§ **Work to be completed**: Transcribe all of the material exactly. Any picture in it should be left out.

### Data ###

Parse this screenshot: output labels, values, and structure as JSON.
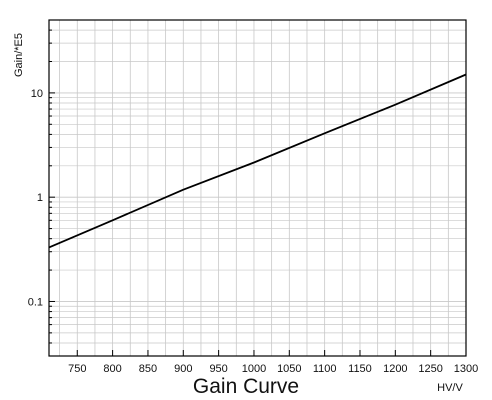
{
  "chart_data": {
    "type": "line",
    "title": "Gain Curve",
    "xlabel": "HV/V",
    "ylabel": "Gain/*E5",
    "x_scale": "linear",
    "y_scale": "log",
    "xlim": [
      710,
      1300
    ],
    "ylim": [
      0.03,
      50
    ],
    "x_ticks": [
      750,
      800,
      850,
      900,
      950,
      1000,
      1050,
      1100,
      1150,
      1200,
      1250,
      1300
    ],
    "y_tick_labels": [
      {
        "value": 0.1,
        "label": "0.1"
      },
      {
        "value": 1,
        "label": "1"
      },
      {
        "value": 10,
        "label": "10"
      }
    ],
    "grid": true,
    "series": [
      {
        "color": "#000000",
        "x": [
          710,
          800,
          900,
          1000,
          1100,
          1200,
          1300
        ],
        "y": [
          0.33,
          0.6,
          1.18,
          2.15,
          4.1,
          7.7,
          15
        ]
      }
    ]
  },
  "colors": {
    "line": "#000000",
    "grid": "#c8c8c8",
    "axis": "#000000"
  }
}
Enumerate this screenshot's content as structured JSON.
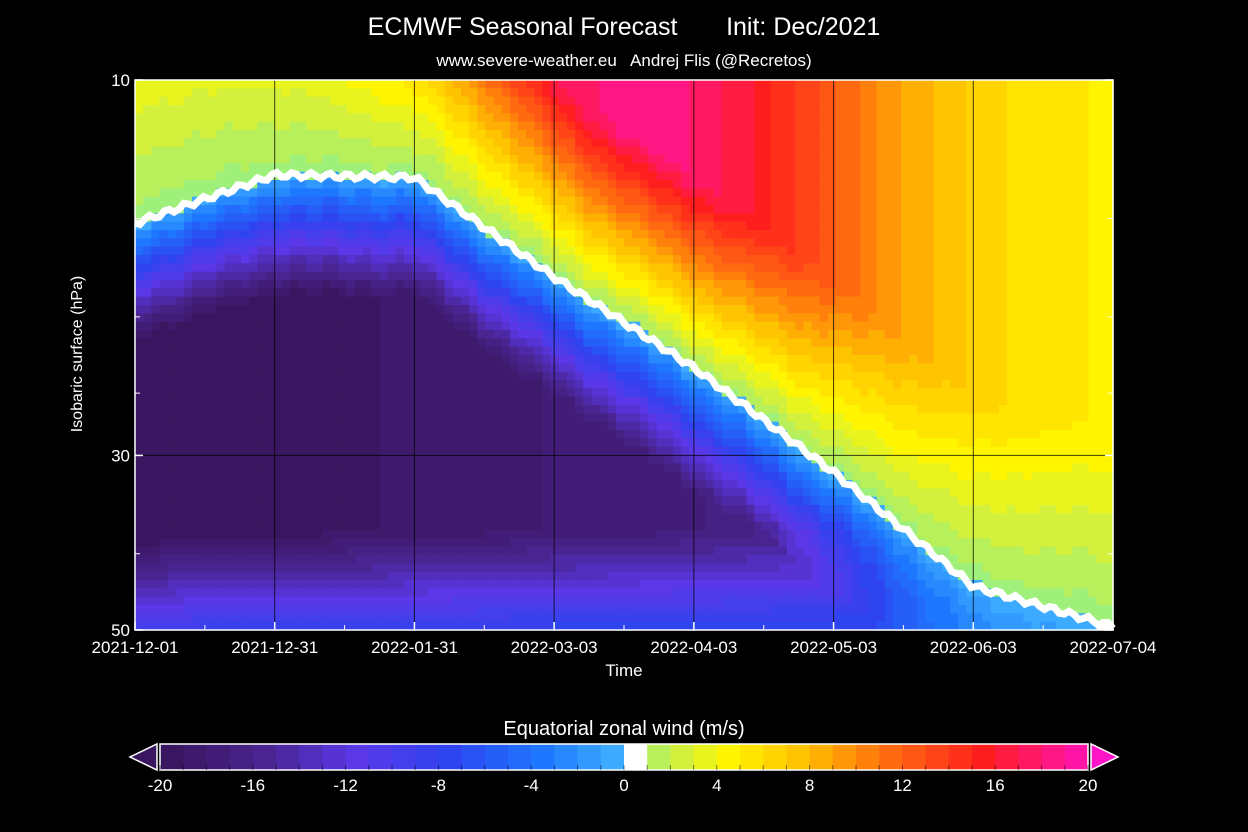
{
  "header": {
    "title": "ECMWF Seasonal Forecast       Init: Dec/2021",
    "subtitle": "www.severe-weather.eu   Andrej Flis (@Recretos)"
  },
  "chart_data": {
    "type": "heatmap",
    "title": "ECMWF Seasonal Forecast       Init: Dec/2021",
    "subtitle": "www.severe-weather.eu   Andrej Flis (@Recretos)",
    "xlabel": "Time",
    "ylabel": "Isobaric surface (hPa)",
    "x_ticks": [
      "2021-12-01",
      "2021-12-31",
      "2022-01-31",
      "2022-03-03",
      "2022-04-03",
      "2022-05-03",
      "2022-06-03",
      "2022-07-04"
    ],
    "y_ticks": [
      10,
      30,
      50
    ],
    "ylim": [
      50,
      10
    ],
    "zero_wind_line_hpa": {
      "x": [
        "2021-12-01",
        "2021-12-31",
        "2022-01-31",
        "2022-03-03",
        "2022-04-03",
        "2022-05-03",
        "2022-06-03",
        "2022-07-04"
      ],
      "y": [
        15.2,
        13.2,
        13.3,
        17.8,
        23.2,
        31.5,
        44.0,
        49.5
      ]
    },
    "colorbar": {
      "title": "Equatorial zonal wind (m/s)",
      "min": -20,
      "max": 20,
      "step": 1,
      "tick_labels": [
        "-20",
        "-16",
        "-12",
        "-8",
        "-4",
        "0",
        "4",
        "8",
        "12",
        "16",
        "20"
      ]
    }
  }
}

###

§ **Answer to this problem**:
Parse this screenshot: output labels, values, and structure as JSON.
{
  "chart_data": {
    "type": "line",
    "title": "Gain Curve",
    "xlabel": "HV/V",
    "ylabel": "Gain/*E5",
    "x_scale": "linear",
    "y_scale": "log",
    "xlim": [
      710,
      1300
    ],
    "ylim": [
      0.03,
      50
    ],
    "x_ticks": [
      750,
      800,
      850,
      900,
      950,
      1000,
      1050,
      1100,
      1150,
      1200,
      1250,
      1300
    ],
    "y_tick_labels": [
      {
        "value": 0.1,
        "label": "0.1"
      },
      {
        "value": 1,
        "label": "1"
      },
      {
        "value": 10,
        "label": "10"
      }
    ],
    "grid": true,
    "series": [
      {
        "color": "#000000",
        "x": [
          710,
          800,
          900,
          1000,
          1100,
          1200,
          1300
        ],
        "y": [
          0.33,
          0.6,
          1.18,
          2.15,
          4.1,
          7.7,
          15
        ]
      }
    ]
  },
  "colors": {
    "line": "#000000",
    "grid": "#c8c8c8",
    "axis": "#000000"
  }
}
Enumerate this screenshot's content as structured JSON.
{
  "header": {
    "title": "ECMWF Seasonal Forecast       Init: Dec/2021",
    "subtitle": "www.severe-weather.eu   Andrej Flis (@Recretos)"
  },
  "chart_data": {
    "type": "heatmap",
    "title": "ECMWF Seasonal Forecast       Init: Dec/2021",
    "subtitle": "www.severe-weather.eu   Andrej Flis (@Recretos)",
    "xlabel": "Time",
    "ylabel": "Isobaric surface (hPa)",
    "x_ticks": [
      "2021-12-01",
      "2021-12-31",
      "2022-01-31",
      "2022-03-03",
      "2022-04-03",
      "2022-05-03",
      "2022-06-03",
      "2022-07-04"
    ],
    "y_ticks": [
      10,
      30,
      50
    ],
    "ylim": [
      50,
      10
    ],
    "zero_wind_line_hpa": {
      "x": [
        "2021-12-01",
        "2021-12-31",
        "2022-01-31",
        "2022-03-03",
        "2022-04-03",
        "2022-05-03",
        "2022-06-03",
        "2022-07-04"
      ],
      "y": [
        15.2,
        13.2,
        13.3,
        17.8,
        23.2,
        31.5,
        44.0,
        49.5
      ]
    },
    "colorbar": {
      "title": "Equatorial zonal wind (m/s)",
      "min": -20,
      "max": 20,
      "step": 1,
      "tick_labels": [
        "-20",
        "-16",
        "-12",
        "-8",
        "-4",
        "0",
        "4",
        "8",
        "12",
        "16",
        "20"
      ]
    }
  }
}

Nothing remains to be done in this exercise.